Material for this exercise:
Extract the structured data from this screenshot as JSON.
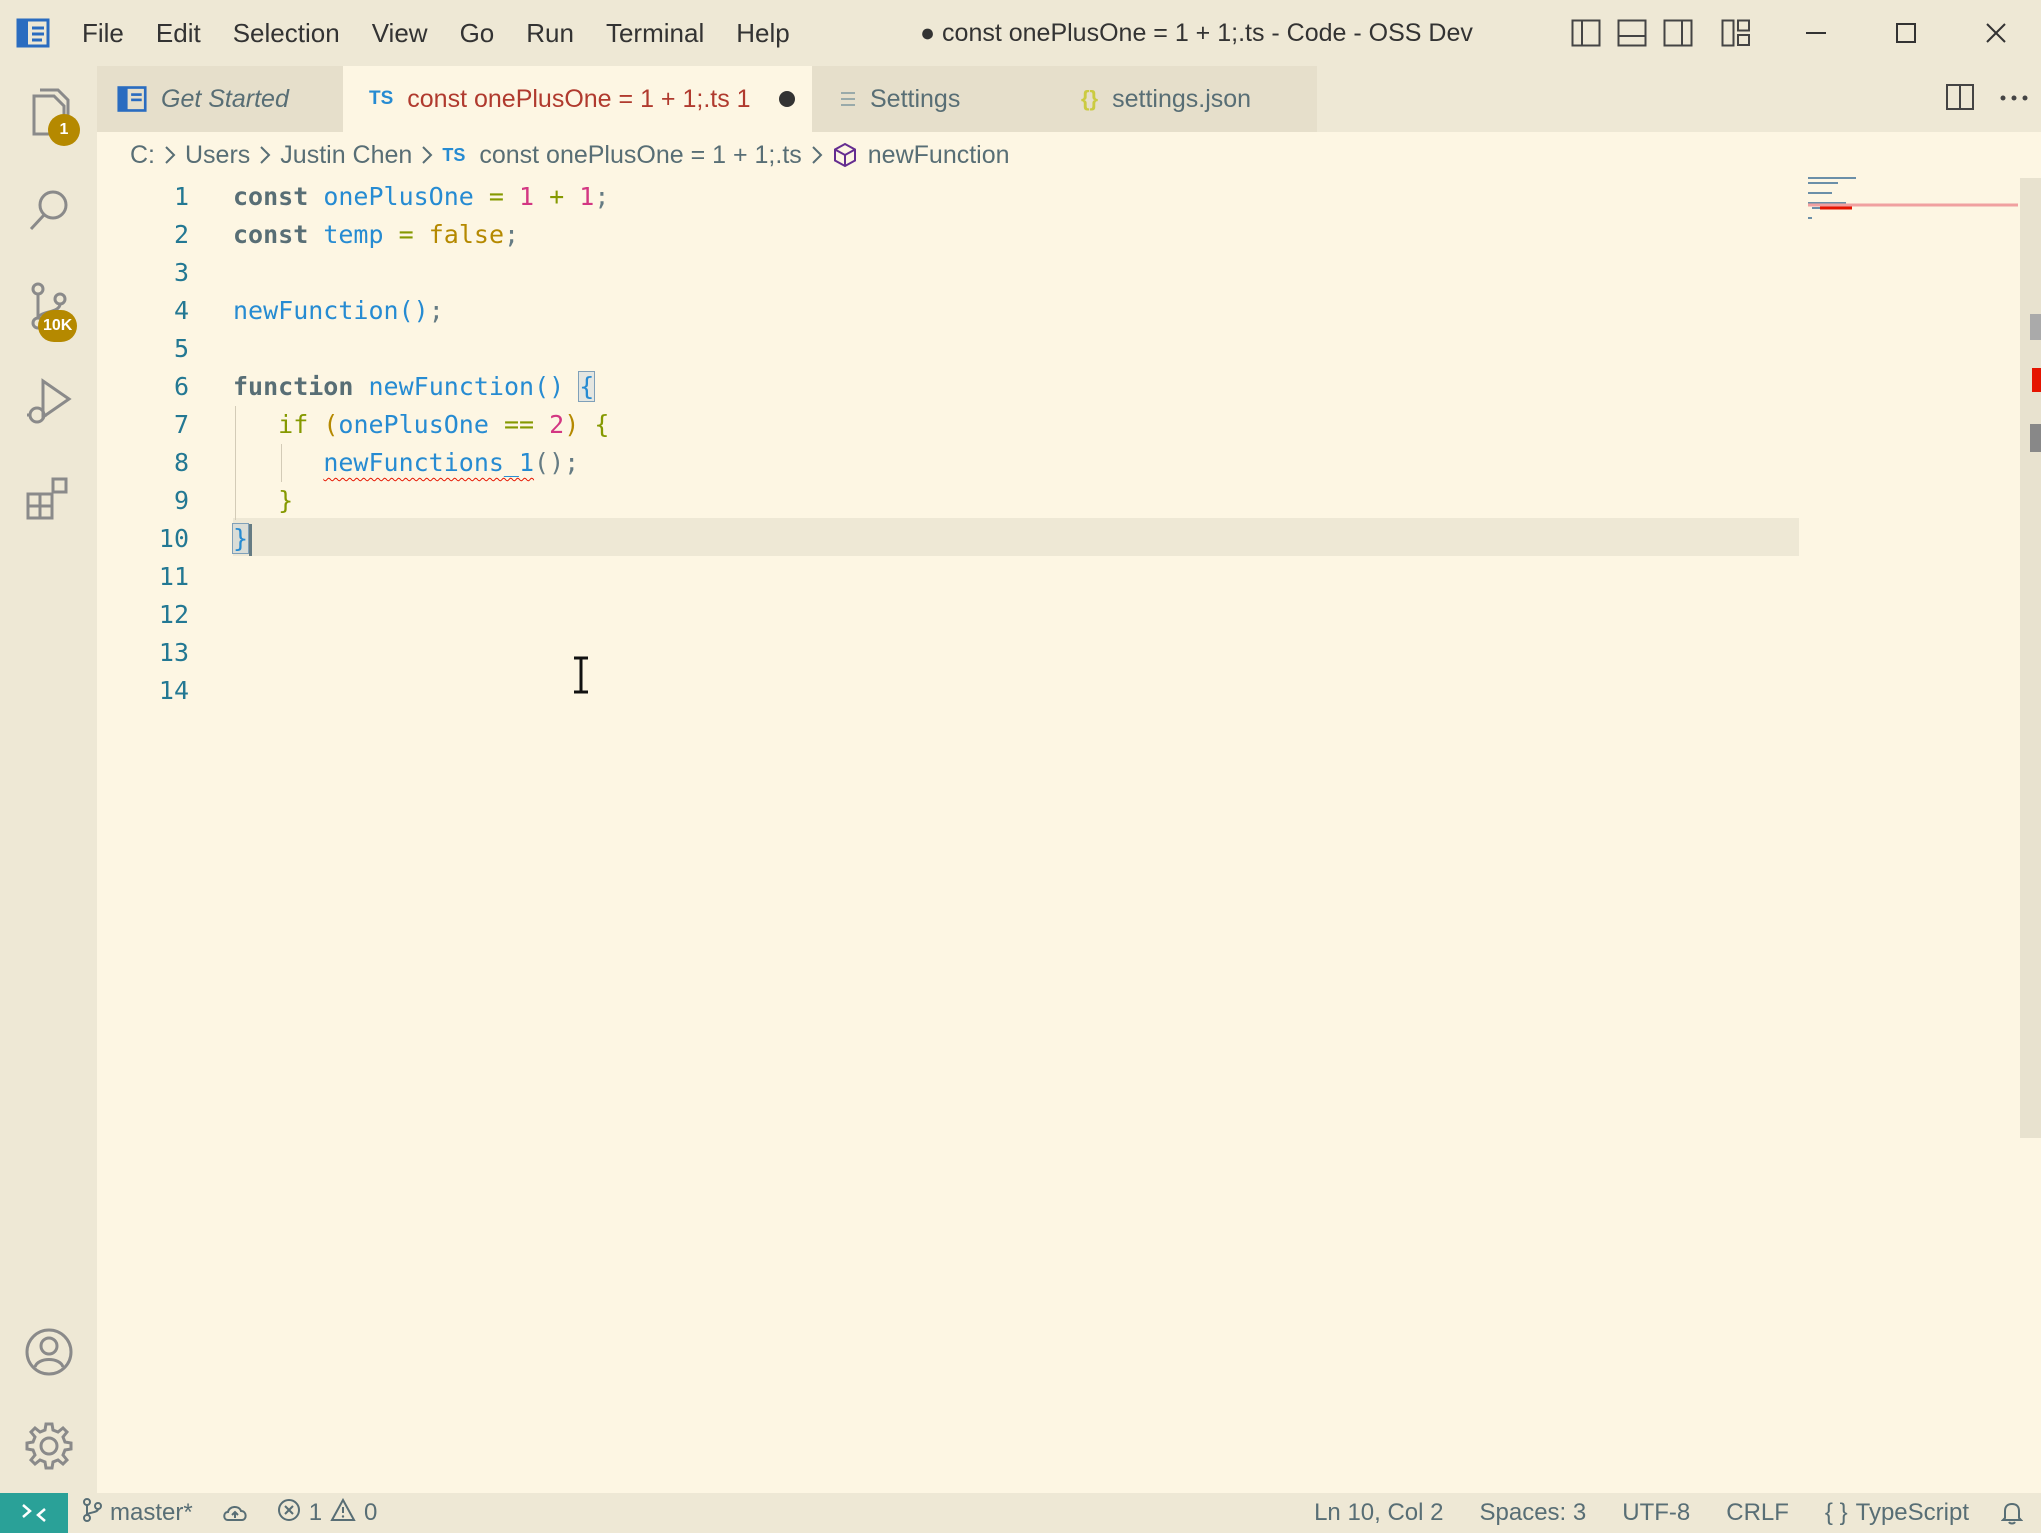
{
  "window": {
    "title": "● const onePlusOne = 1 + 1;.ts - Code - OSS Dev",
    "menu": [
      "File",
      "Edit",
      "Selection",
      "View",
      "Go",
      "Run",
      "Terminal",
      "Help"
    ]
  },
  "activity_bar": {
    "explorer_badge": "1",
    "source_control_badge": "10K"
  },
  "tabs": [
    {
      "label": "Get Started",
      "icon": "get-started-icon"
    },
    {
      "label": "const onePlusOne = 1 + 1;.ts 1",
      "icon_text": "TS",
      "dirty": true
    },
    {
      "label": "Settings",
      "icon": "settings-icon"
    },
    {
      "label": "settings.json",
      "icon_text": "{}"
    }
  ],
  "breadcrumbs": {
    "items": [
      "C:",
      "Users",
      "Justin Chen"
    ],
    "file_icon": "TS",
    "file": "const onePlusOne = 1 + 1;.ts",
    "symbol": "newFunction"
  },
  "editor": {
    "line_numbers": [
      "1",
      "2",
      "3",
      "4",
      "5",
      "6",
      "7",
      "8",
      "9",
      "10",
      "11",
      "12",
      "13",
      "14"
    ],
    "code": {
      "l1": {
        "kw": "const",
        "name": "onePlusOne",
        "eq": "=",
        "a": "1",
        "plus": "+",
        "b": "1",
        "semi": ";"
      },
      "l2": {
        "kw": "const",
        "name": "temp",
        "eq": "=",
        "val": "false",
        "semi": ";"
      },
      "l4": {
        "call": "newFunction",
        "parens": "()",
        "semi": ";"
      },
      "l6": {
        "kw": "function",
        "name": "newFunction",
        "parens": "()",
        "open": "{"
      },
      "l7": {
        "kw": "if",
        "open_paren": "(",
        "name": "onePlusOne",
        "op": "==",
        "num": "2",
        "close_paren": ")",
        "open": "{"
      },
      "l8": {
        "call": "newFunctions_1",
        "parens": "()",
        "semi": ";"
      },
      "l9": {
        "close": "}"
      },
      "l10": {
        "close": "}"
      }
    },
    "active_line": 10,
    "error_squiggle_on": "newFunctions_1"
  },
  "status_bar": {
    "branch": "master*",
    "errors": "1",
    "warnings": "0",
    "cursor_position": "Ln 10, Col 2",
    "indentation": "Spaces: 3",
    "encoding": "UTF-8",
    "eol": "CRLF",
    "language_icon": "{ }",
    "language": "TypeScript"
  },
  "colors": {
    "background": "#FDF6E3",
    "chrome": "#EEE8D5",
    "badge": "#B58900",
    "remote": "#2AA198",
    "error": "#E51400",
    "keyword": "#586E75",
    "identifier": "#268BD2",
    "number": "#D33682"
  }
}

Set problem: Extract lines where the string "const" occurs.

Exercise answer:
    "title": "● const onePlusOne = 1 + 1;.ts - Code - OSS Dev",
      "label": "const onePlusOne = 1 + 1;.ts 1",
    "file": "const onePlusOne = 1 + 1;.ts",
        "kw": "const",
        "kw": "const",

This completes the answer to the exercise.